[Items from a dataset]
#####

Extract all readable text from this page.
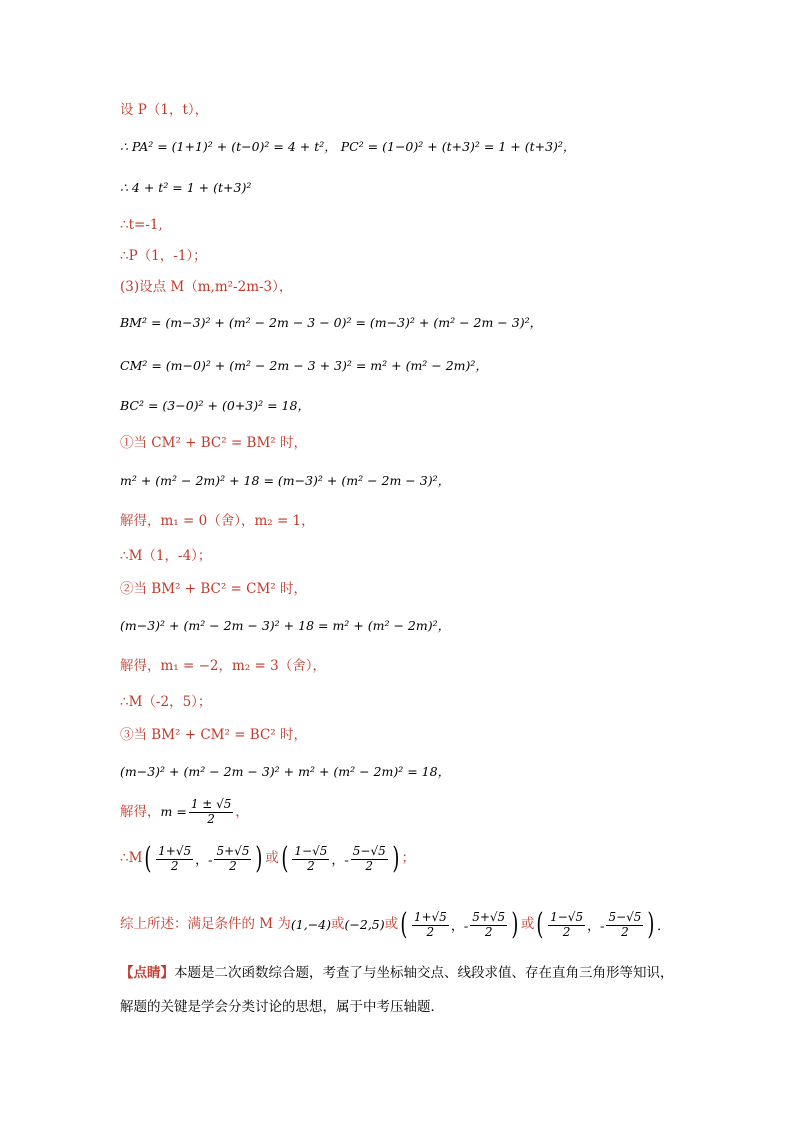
设 P（1，t），
∴ PA² = (1+1)² + (t−0)² = 4 + t²， PC² = (1−0)² + (t+3)² = 1 + (t+3)²，
∴ 4 + t² = 1 + (t+3)²
∴t=-1,
∴P（1，-1）；
(3)设点 M（m,m²-2m-3），
BM² = (m−3)² + (m² − 2m − 3 − 0)² = (m−3)² + (m² − 2m − 3)²，
CM² = (m−0)² + (m² − 2m − 3 + 3)² = m² + (m² − 2m)²，
BC² = (3−0)² + (0+3)² = 18，
①当 CM² + BC² = BM² 时，
m² + (m² − 2m)² + 18 = (m−3)² + (m² − 2m − 3)²，
解得，m₁ = 0（舍），m₂ = 1，
∴M（1，-4）；
②当 BM² + BC² = CM² 时，
(m−3)² + (m² − 2m − 3)² + 18 = m² + (m² − 2m)²，
解得，m₁ = −2，m₂ = 3（舍），
∴M（-2，5）；
③当 BM² + CM² = BC² 时，
(m−3)² + (m² − 2m − 3)² + m² + (m² − 2m)² = 18，
解得， $m = \frac{1 \pm √5}{2}$ ，
∴M ( $\frac{1+√5}{2}$ ， - $\frac{5+√5}{2}$ ) 或 ( $\frac{1-√5}{2}$ ， - $\frac{5-√5}{2}$ ) ；
综上所述：满足条件的 M 为 (1,−4) 或 (−2,5) 或 ( $\frac{1+√5}{2}$ ， - $\frac{5+√5}{2}$ ) 或 ( $\frac{1-√5}{2}$ ， - $\frac{5-√5}{2}$ ) ．
【点睛】 本题是二次函数综合题，考查了与坐标轴交点、线段求值、存在直角三角形等知识，
解题的关键是学会分类讨论的思想，属于中考压轴题．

#####

What is expected: Images do not belong in the copy; reproduce all other parts of the records above verbatim.

Output of the exercise:
Extract all readable text from this page.
设 P（1，t），
∴ PA² = (1+1)² + (t−0)² = 4 + t²， PC² = (1−0)² + (t+3)² = 1 + (t+3)²，
∴ 4 + t² = 1 + (t+3)²
∴t=-1,
∴P（1，-1）；
(3)设点 M（m,m²-2m-3），
BM² = (m−3)² + (m² − 2m − 3 − 0)² = (m−3)² + (m² − 2m − 3)²，
CM² = (m−0)² + (m² − 2m − 3 + 3)² = m² + (m² − 2m)²，
BC² = (3−0)² + (0+3)² = 18，
①当 CM² + BC² = BM² 时，
m² + (m² − 2m)² + 18 = (m−3)² + (m² − 2m − 3)²，
解得，m₁ = 0（舍），m₂ = 1，
∴M（1，-4）；
②当 BM² + BC² = CM² 时，
(m−3)² + (m² − 2m − 3)² + 18 = m² + (m² − 2m)²，
解得，m₁ = −2，m₂ = 3（舍），
∴M（-2，5）；
③当 BM² + CM² = BC² 时，
(m−3)² + (m² − 2m − 3)² + m² + (m² − 2m)² = 18，
解得， $m = \frac{1 \pm √5}{2}$ ，
∴M ( $\frac{1+√5}{2}$ ， - $\frac{5+√5}{2}$ ) 或 ( $\frac{1-√5}{2}$ ， - $\frac{5-√5}{2}$ ) ；
综上所述：满足条件的 M 为 (1,−4) 或 (−2,5) 或 ( $\frac{1+√5}{2}$ ， - $\frac{5+√5}{2}$ ) 或 ( $\frac{1-√5}{2}$ ， - $\frac{5-√5}{2}$ ) ．
【点睛】 本题是二次函数综合题，考查了与坐标轴交点、线段求值、存在直角三角形等知识，
解题的关键是学会分类讨论的思想，属于中考压轴题．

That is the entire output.